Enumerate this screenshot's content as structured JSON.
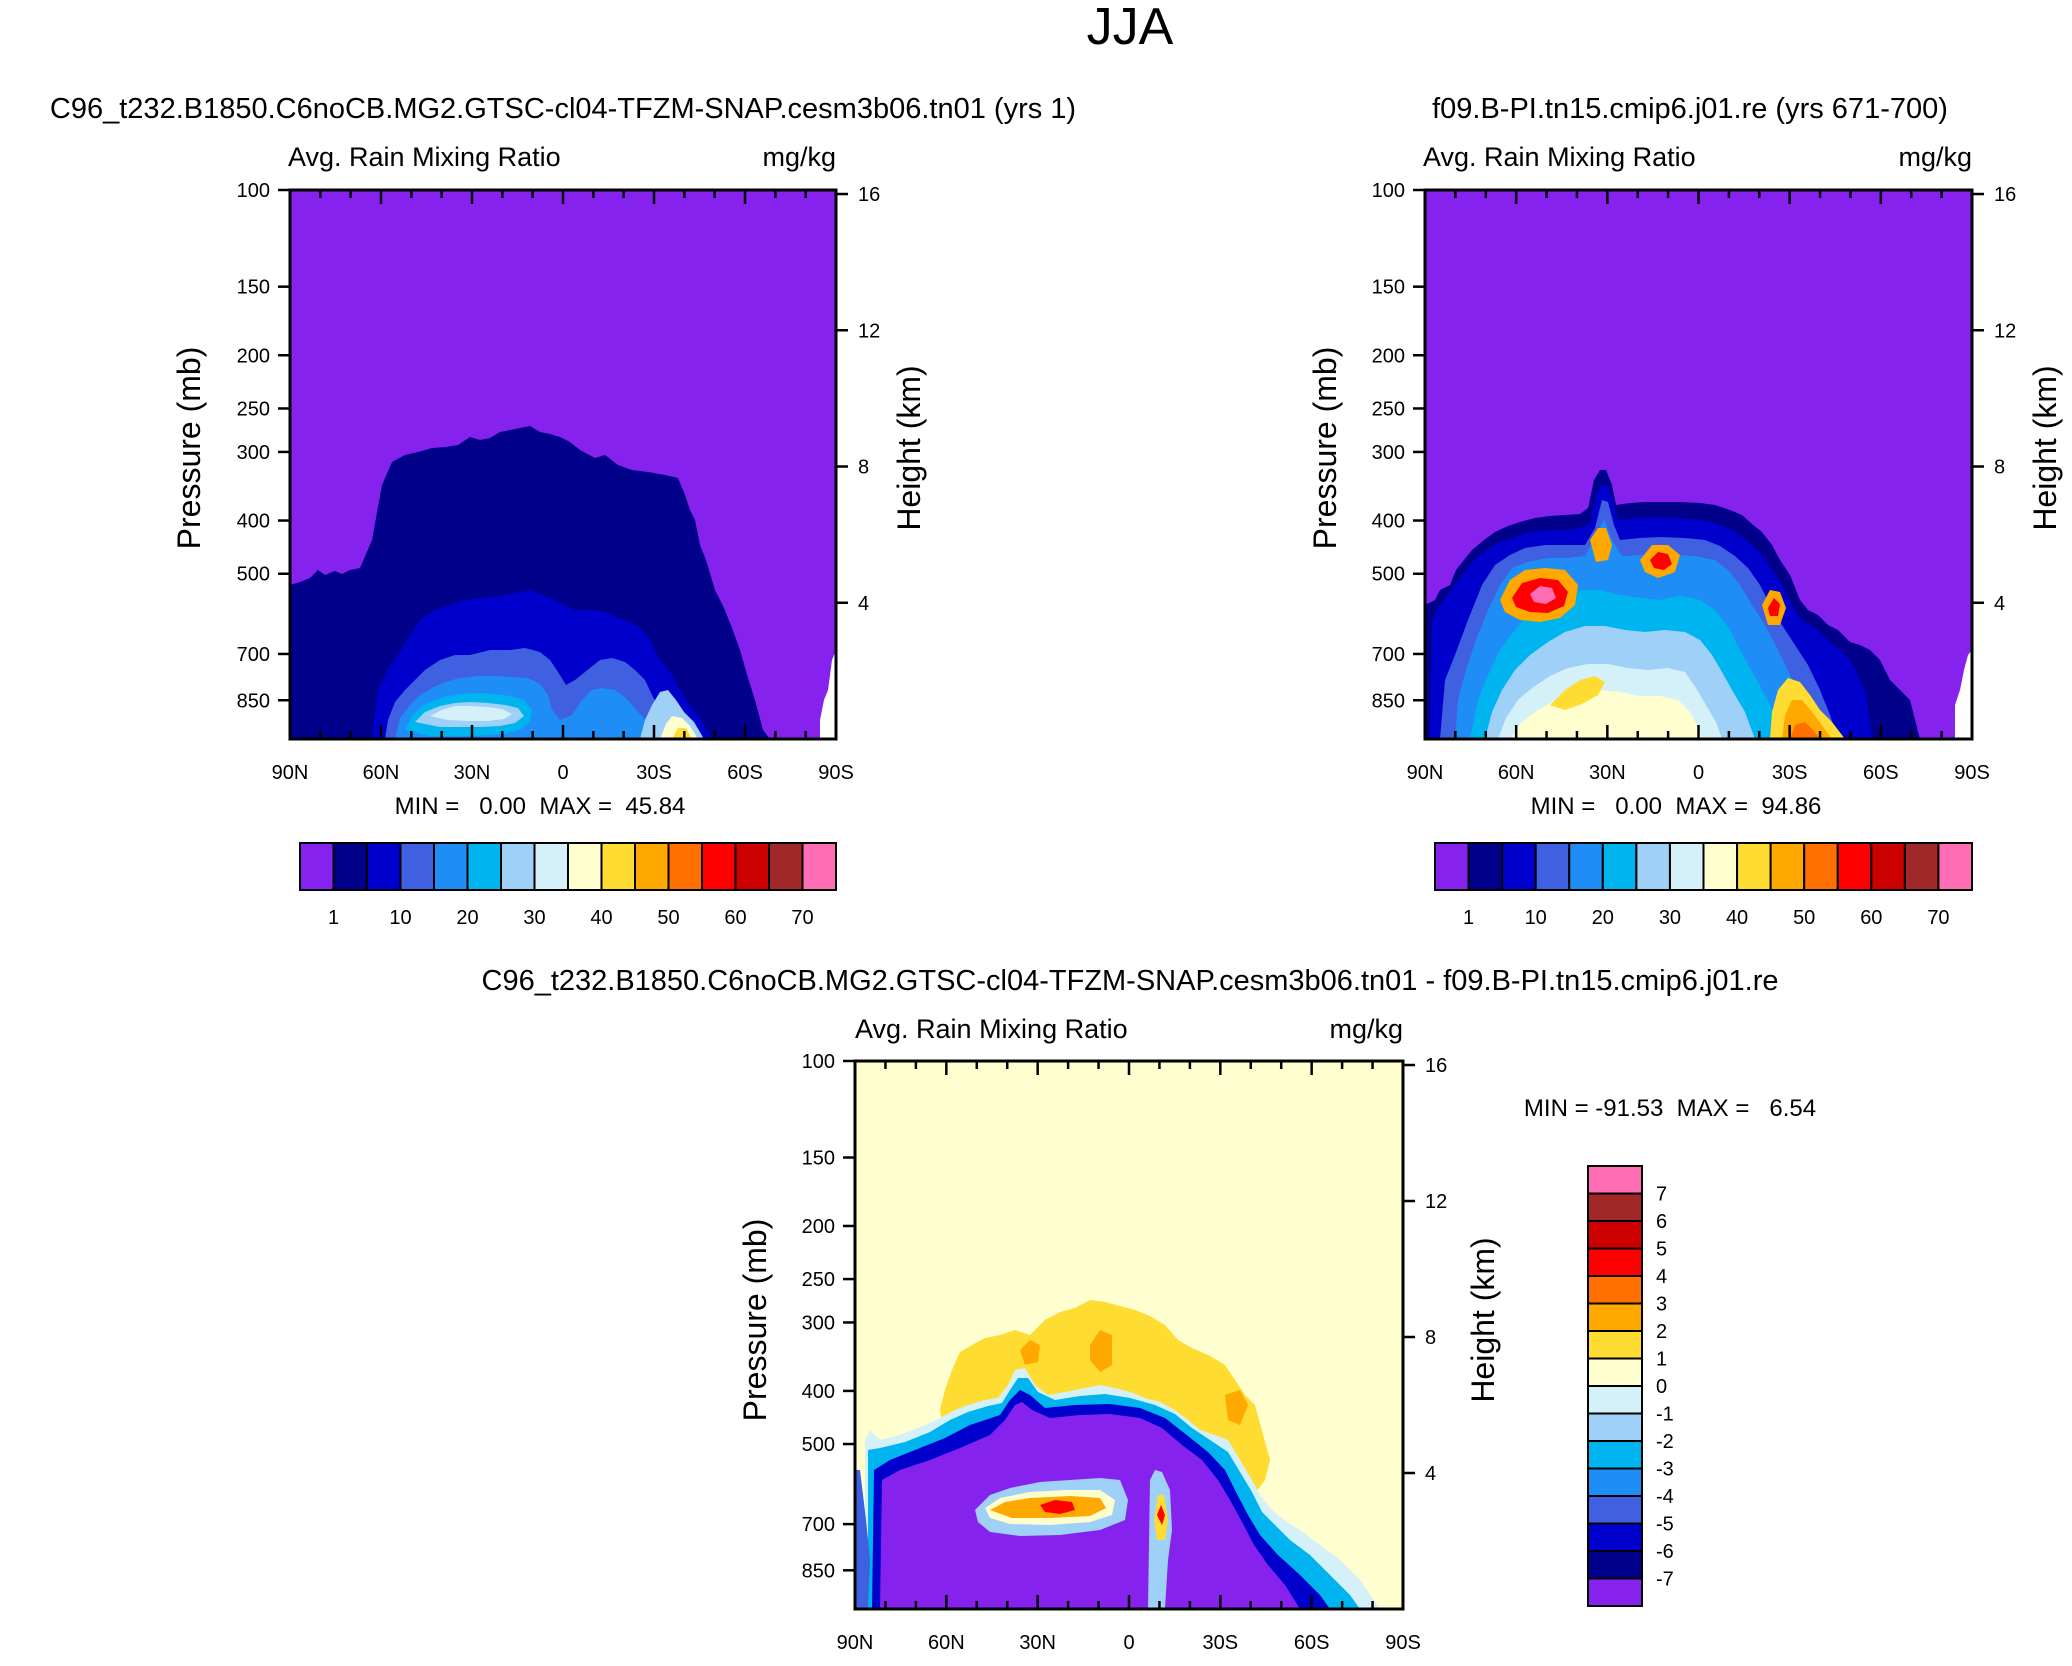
{
  "page": {
    "title": "JJA"
  },
  "chart_data": [
    {
      "type": "contour",
      "title": "C96_t232.B1850.C6noCB.MG2.GTSC-cl04-TFZM-SNAP.cesm3b06.tn01 (yrs 1)",
      "left_string": "Avg. Rain Mixing Ratio",
      "right_string": "mg/kg",
      "xlabel": "",
      "ylabel": "Pressure (mb)",
      "y2label": "Height (km)",
      "x_ticks": [
        "90N",
        "60N",
        "30N",
        "0",
        "30S",
        "60S",
        "90S"
      ],
      "p_ticks": [
        "100",
        "150",
        "200",
        "250",
        "300",
        "400",
        "500",
        "700",
        "850"
      ],
      "p_values": [
        100,
        150,
        200,
        250,
        300,
        400,
        500,
        700,
        850
      ],
      "z_ticks": [
        "16",
        "12",
        "8",
        "4"
      ],
      "z_values": [
        16,
        12,
        8,
        4
      ],
      "ylim": [
        100,
        1000
      ],
      "stats": "MIN =   0.00  MAX =  45.84",
      "levels": [
        1,
        5,
        10,
        15,
        20,
        25,
        30,
        35,
        40,
        45,
        50,
        55,
        60,
        65,
        70
      ],
      "level_labels": [
        "1",
        "10",
        "20",
        "30",
        "40",
        "50",
        "60",
        "70"
      ],
      "colors": [
        "#8622ee",
        "#00008a",
        "#0000cd",
        "#3f60e0",
        "#1e8ef6",
        "#00b4f0",
        "#9fd0f8",
        "#d4f1fa",
        "#fefece",
        "#ffdc32",
        "#ffa800",
        "#ff7000",
        "#ff0000",
        "#cc0000",
        "#a02828",
        "#ff6eb4"
      ]
    },
    {
      "type": "contour",
      "title": "f09.B-PI.tn15.cmip6.j01.re (yrs 671-700)",
      "left_string": "Avg. Rain Mixing Ratio",
      "right_string": "mg/kg",
      "xlabel": "",
      "ylabel": "Pressure (mb)",
      "y2label": "Height (km)",
      "x_ticks": [
        "90N",
        "60N",
        "30N",
        "0",
        "30S",
        "60S",
        "90S"
      ],
      "p_ticks": [
        "100",
        "150",
        "200",
        "250",
        "300",
        "400",
        "500",
        "700",
        "850"
      ],
      "p_values": [
        100,
        150,
        200,
        250,
        300,
        400,
        500,
        700,
        850
      ],
      "z_ticks": [
        "16",
        "12",
        "8",
        "4"
      ],
      "z_values": [
        16,
        12,
        8,
        4
      ],
      "ylim": [
        100,
        1000
      ],
      "stats": "MIN =   0.00  MAX =  94.86",
      "levels": [
        1,
        5,
        10,
        15,
        20,
        25,
        30,
        35,
        40,
        45,
        50,
        55,
        60,
        65,
        70
      ],
      "level_labels": [
        "1",
        "10",
        "20",
        "30",
        "40",
        "50",
        "60",
        "70"
      ],
      "colors": [
        "#8622ee",
        "#00008a",
        "#0000cd",
        "#3f60e0",
        "#1e8ef6",
        "#00b4f0",
        "#9fd0f8",
        "#d4f1fa",
        "#fefece",
        "#ffdc32",
        "#ffa800",
        "#ff7000",
        "#ff0000",
        "#cc0000",
        "#a02828",
        "#ff6eb4"
      ]
    },
    {
      "type": "contour",
      "title": "C96_t232.B1850.C6noCB.MG2.GTSC-cl04-TFZM-SNAP.cesm3b06.tn01 - f09.B-PI.tn15.cmip6.j01.re",
      "left_string": "Avg. Rain Mixing Ratio",
      "right_string": "mg/kg",
      "xlabel": "",
      "ylabel": "Pressure (mb)",
      "y2label": "Height (km)",
      "x_ticks": [
        "90N",
        "60N",
        "30N",
        "0",
        "30S",
        "60S",
        "90S"
      ],
      "p_ticks": [
        "100",
        "150",
        "200",
        "250",
        "300",
        "400",
        "500",
        "700",
        "850"
      ],
      "p_values": [
        100,
        150,
        200,
        250,
        300,
        400,
        500,
        700,
        850
      ],
      "z_ticks": [
        "16",
        "12",
        "8",
        "4"
      ],
      "z_values": [
        16,
        12,
        8,
        4
      ],
      "ylim": [
        100,
        1000
      ],
      "stats": "MIN = -91.53  MAX =   6.54",
      "levels": [
        -7,
        -6,
        -5,
        -4,
        -3,
        -2,
        -1,
        0,
        1,
        2,
        3,
        4,
        5,
        6,
        7
      ],
      "level_labels": [
        "7",
        "6",
        "5",
        "4",
        "3",
        "2",
        "1",
        "0",
        "-1",
        "-2",
        "-3",
        "-4",
        "-5",
        "-6",
        "-7"
      ],
      "colors": [
        "#8622ee",
        "#00008a",
        "#0000cd",
        "#3f60e0",
        "#1e8ef6",
        "#00b4f0",
        "#9fd0f8",
        "#d4f1fa",
        "#fefece",
        "#ffdc32",
        "#ffa800",
        "#ff7000",
        "#ff0000",
        "#cc0000",
        "#a02828",
        "#ff6eb4"
      ]
    }
  ]
}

**Written instruction**
Find all the lines containing "SNAP" in the material, then copy them.

**Finished answer**
      "title": "C96_t232.B1850.C6noCB.MG2.GTSC-cl04-TFZM-SNAP.cesm3b06.tn01 (yrs 1)",
      "title": "C96_t232.B1850.C6noCB.MG2.GTSC-cl04-TFZM-SNAP.cesm3b06.tn01 - f09.B-PI.tn15.cmip6.j01.re",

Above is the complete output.